DATA LISTING
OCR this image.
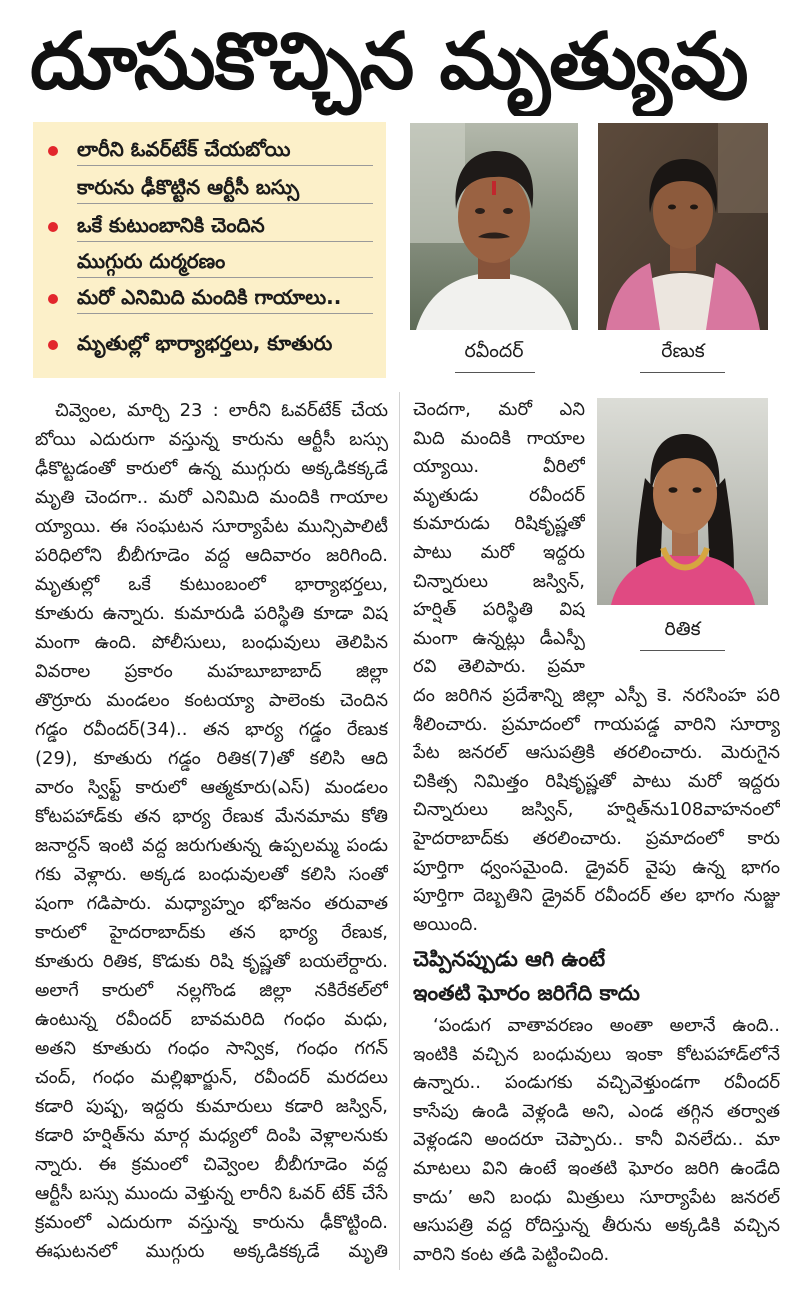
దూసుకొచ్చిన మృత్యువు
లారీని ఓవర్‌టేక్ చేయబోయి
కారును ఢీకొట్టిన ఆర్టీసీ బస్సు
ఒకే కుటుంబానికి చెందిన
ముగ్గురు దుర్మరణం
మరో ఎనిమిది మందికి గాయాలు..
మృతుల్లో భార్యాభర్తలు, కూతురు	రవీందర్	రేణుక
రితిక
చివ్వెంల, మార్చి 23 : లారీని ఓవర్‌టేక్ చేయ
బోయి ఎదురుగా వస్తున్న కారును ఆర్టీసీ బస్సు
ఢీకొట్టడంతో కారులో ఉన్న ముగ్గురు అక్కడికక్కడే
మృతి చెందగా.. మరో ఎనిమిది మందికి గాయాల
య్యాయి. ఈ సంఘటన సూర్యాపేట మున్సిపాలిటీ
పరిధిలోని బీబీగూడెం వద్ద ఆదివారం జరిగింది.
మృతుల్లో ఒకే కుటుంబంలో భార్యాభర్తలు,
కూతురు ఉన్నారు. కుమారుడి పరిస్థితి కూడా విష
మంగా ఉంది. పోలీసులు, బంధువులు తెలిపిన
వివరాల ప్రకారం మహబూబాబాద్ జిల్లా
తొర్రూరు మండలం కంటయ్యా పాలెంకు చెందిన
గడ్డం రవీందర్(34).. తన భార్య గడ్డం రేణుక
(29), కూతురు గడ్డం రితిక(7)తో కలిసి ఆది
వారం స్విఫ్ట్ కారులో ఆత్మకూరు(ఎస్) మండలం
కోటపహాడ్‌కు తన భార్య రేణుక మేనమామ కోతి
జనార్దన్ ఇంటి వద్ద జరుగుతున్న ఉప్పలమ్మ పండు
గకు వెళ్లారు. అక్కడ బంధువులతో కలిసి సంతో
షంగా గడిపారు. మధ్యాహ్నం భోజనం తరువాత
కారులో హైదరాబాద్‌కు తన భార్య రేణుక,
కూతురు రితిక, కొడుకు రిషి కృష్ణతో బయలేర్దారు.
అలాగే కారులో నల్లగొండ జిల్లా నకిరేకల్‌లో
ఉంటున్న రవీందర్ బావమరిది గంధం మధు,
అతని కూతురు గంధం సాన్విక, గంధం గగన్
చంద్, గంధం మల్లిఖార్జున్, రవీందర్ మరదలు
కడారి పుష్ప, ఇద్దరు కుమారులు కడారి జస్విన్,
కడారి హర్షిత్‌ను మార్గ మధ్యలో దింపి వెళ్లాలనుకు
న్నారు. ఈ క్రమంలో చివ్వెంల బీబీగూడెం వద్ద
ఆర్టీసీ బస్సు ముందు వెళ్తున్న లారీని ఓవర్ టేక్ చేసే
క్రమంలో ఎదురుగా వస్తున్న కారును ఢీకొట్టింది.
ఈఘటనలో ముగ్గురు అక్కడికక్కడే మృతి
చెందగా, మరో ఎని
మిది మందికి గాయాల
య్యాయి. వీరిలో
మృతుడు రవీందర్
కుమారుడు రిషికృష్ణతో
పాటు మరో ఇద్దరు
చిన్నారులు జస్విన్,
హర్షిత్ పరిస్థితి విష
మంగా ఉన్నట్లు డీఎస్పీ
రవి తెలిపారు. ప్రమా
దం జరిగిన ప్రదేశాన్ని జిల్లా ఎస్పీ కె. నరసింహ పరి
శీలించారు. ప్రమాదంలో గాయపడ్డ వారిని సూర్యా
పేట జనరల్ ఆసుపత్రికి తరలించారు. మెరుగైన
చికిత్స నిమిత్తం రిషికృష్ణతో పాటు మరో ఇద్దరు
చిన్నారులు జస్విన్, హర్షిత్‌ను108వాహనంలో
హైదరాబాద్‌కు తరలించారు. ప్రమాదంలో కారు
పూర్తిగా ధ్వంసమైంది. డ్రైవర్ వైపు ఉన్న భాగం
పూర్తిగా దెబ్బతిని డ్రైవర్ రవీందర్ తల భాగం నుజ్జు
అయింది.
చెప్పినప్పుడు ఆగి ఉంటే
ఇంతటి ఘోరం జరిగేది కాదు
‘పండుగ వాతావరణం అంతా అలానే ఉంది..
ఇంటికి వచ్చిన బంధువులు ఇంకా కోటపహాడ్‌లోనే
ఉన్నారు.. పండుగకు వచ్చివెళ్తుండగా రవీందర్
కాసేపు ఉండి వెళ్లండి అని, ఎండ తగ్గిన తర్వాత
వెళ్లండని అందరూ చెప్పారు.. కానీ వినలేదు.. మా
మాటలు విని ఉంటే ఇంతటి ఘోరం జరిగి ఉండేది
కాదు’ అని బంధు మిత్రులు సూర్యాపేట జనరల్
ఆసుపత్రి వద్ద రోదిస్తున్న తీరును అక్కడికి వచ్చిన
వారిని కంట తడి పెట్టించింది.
==
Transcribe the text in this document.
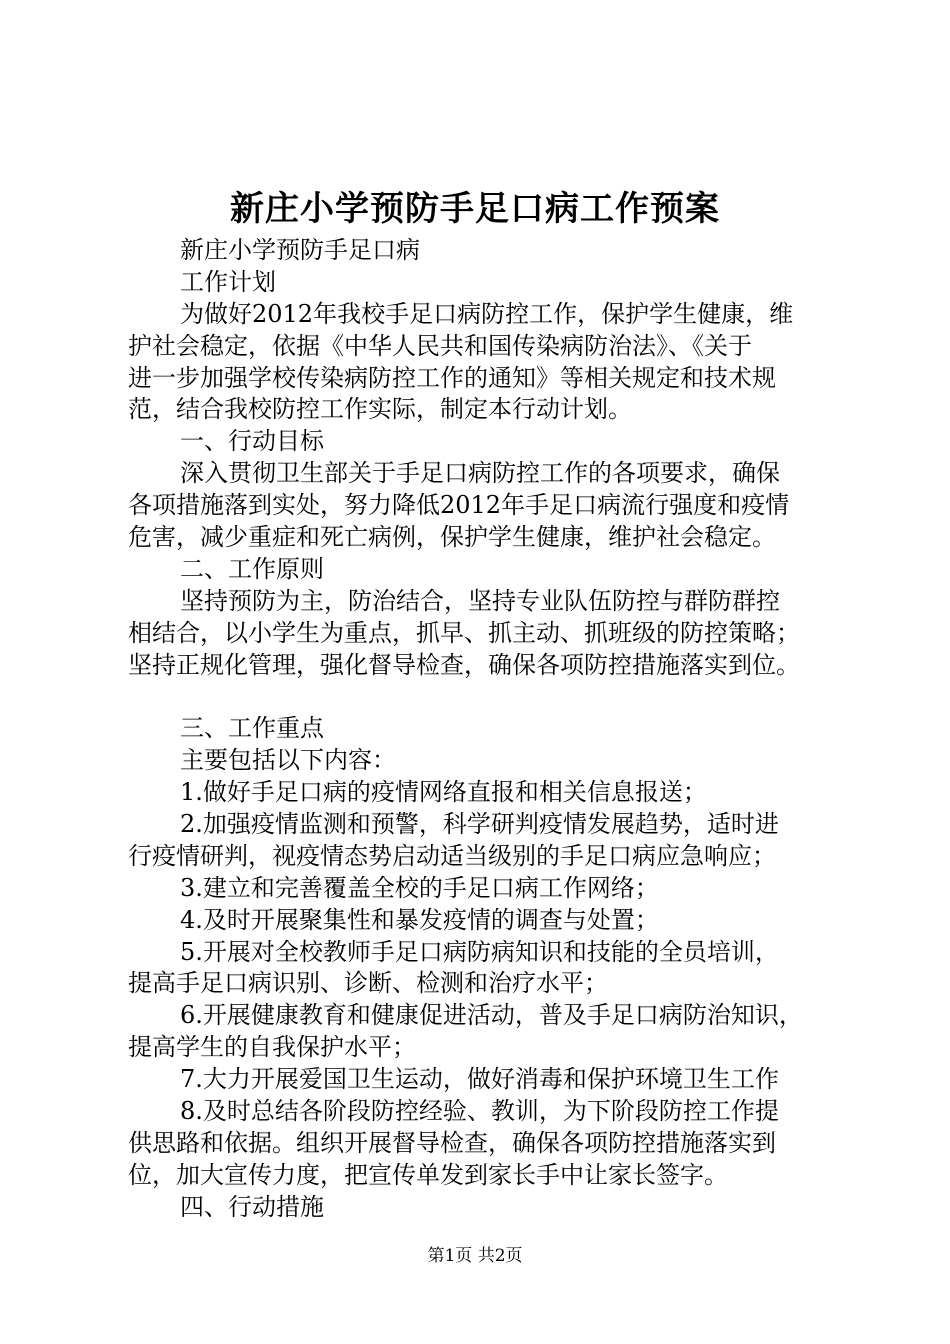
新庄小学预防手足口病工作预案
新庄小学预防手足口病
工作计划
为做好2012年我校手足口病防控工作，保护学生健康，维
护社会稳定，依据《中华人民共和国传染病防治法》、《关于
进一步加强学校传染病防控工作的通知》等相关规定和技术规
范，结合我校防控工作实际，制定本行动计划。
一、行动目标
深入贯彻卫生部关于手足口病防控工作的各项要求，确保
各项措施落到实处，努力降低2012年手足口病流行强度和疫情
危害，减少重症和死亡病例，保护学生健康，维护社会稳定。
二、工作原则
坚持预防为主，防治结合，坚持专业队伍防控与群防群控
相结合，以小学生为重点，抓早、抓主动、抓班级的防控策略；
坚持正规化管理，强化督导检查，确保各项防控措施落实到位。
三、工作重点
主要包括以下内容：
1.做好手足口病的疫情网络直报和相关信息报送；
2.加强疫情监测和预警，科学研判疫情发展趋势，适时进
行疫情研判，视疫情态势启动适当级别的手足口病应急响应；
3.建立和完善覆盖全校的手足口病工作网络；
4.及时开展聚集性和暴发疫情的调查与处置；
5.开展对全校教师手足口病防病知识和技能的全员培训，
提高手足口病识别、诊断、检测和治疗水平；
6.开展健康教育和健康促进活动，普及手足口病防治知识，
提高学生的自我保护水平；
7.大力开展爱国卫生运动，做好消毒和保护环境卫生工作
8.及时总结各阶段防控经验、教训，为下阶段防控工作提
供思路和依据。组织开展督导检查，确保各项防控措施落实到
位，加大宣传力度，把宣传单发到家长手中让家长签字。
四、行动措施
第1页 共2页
--
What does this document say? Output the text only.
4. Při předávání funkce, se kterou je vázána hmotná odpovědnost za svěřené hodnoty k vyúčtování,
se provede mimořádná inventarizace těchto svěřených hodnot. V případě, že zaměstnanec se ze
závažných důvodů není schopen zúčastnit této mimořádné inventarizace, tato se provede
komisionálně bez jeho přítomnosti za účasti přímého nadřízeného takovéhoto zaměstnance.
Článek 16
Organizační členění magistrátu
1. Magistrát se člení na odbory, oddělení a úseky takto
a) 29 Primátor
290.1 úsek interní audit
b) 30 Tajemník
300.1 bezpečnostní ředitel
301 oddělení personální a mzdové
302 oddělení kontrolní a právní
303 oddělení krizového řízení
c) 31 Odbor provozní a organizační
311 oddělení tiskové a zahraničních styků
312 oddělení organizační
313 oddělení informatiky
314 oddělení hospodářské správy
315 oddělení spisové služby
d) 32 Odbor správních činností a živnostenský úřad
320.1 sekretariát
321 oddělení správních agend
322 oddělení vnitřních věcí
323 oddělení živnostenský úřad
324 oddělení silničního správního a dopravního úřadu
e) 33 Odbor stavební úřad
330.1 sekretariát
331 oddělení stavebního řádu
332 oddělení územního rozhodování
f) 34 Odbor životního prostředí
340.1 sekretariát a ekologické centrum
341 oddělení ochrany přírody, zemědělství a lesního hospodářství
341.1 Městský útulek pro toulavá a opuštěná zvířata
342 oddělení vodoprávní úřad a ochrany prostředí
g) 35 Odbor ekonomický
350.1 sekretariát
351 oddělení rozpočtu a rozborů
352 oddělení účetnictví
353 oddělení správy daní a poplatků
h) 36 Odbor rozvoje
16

GIVEN INSTRUCTION
Show every line from the entries above in which the word "this" appears.

COMPLETED EXERCISE
OCR this image.
Transcribe the text in this document.
What does this document say? Output the text only.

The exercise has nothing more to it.